**Stored data**.
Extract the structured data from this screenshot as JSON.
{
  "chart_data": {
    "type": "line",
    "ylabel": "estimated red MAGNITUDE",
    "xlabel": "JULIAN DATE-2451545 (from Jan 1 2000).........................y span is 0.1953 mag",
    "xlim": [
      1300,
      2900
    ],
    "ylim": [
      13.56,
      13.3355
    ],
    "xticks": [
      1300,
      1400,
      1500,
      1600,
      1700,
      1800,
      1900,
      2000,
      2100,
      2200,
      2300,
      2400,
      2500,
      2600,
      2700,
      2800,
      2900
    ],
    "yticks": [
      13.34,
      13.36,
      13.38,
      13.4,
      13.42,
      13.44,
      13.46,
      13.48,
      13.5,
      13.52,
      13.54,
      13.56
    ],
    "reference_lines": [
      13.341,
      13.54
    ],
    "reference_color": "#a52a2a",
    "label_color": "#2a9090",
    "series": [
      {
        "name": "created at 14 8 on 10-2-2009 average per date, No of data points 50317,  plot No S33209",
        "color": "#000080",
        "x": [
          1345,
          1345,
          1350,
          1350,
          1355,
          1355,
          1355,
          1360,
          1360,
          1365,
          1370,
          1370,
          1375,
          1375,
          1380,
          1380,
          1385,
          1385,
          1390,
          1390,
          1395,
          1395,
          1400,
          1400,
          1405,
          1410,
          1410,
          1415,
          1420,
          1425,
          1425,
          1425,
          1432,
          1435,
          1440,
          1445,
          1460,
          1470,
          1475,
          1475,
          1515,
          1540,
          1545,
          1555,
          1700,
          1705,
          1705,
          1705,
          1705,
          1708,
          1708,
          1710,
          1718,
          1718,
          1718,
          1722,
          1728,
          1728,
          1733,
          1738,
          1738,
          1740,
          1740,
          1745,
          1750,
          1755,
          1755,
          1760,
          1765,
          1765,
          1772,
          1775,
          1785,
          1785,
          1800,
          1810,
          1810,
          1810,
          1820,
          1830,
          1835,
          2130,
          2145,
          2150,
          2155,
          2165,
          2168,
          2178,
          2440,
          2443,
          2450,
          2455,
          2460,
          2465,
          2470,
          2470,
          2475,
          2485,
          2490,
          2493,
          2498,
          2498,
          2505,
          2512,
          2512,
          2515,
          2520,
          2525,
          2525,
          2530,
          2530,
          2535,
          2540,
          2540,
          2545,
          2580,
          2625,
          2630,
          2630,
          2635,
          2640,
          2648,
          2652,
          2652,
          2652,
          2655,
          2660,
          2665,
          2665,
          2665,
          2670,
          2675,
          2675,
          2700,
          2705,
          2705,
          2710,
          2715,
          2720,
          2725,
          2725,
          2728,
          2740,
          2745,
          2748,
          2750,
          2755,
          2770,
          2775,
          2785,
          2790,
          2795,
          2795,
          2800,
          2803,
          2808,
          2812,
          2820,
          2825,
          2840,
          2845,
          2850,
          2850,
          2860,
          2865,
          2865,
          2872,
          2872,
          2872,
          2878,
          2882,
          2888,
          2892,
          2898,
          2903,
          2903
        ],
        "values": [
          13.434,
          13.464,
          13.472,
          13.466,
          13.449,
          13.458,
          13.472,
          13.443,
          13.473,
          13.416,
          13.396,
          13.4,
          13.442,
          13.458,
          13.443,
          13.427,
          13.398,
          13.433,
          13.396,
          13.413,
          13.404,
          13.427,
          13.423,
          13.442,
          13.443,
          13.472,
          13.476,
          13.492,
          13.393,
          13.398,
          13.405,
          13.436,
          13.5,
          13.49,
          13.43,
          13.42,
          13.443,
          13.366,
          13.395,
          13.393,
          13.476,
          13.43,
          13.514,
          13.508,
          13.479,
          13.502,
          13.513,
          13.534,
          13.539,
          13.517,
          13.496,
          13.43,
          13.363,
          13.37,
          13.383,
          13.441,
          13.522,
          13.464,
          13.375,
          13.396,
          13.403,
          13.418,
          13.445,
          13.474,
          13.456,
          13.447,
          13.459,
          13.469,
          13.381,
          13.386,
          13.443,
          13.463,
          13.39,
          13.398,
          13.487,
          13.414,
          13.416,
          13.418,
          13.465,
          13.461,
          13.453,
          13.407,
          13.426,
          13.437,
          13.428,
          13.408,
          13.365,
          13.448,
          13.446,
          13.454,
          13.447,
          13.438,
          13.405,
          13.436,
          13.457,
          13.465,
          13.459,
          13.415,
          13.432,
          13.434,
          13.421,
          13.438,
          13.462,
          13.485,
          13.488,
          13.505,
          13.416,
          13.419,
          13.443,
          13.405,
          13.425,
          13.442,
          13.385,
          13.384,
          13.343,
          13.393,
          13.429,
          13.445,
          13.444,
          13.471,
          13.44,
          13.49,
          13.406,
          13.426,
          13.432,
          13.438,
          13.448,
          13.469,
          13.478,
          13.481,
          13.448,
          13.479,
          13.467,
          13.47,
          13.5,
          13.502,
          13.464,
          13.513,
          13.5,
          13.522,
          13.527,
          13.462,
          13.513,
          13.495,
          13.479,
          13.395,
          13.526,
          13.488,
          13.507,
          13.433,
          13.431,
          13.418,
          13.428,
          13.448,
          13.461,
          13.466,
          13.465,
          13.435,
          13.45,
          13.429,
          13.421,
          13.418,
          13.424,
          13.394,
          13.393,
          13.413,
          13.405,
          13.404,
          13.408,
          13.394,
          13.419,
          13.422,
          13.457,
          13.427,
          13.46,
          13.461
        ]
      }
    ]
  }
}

**Directions for this task**.
Copy each line of the entries that includes the word "from".

**Written answer**.
Extract the structured data from this screenshot as JSON.
    "xlabel": "JULIAN DATE-2451545 (from Jan 1 2000).........................y span is 0.1953 mag",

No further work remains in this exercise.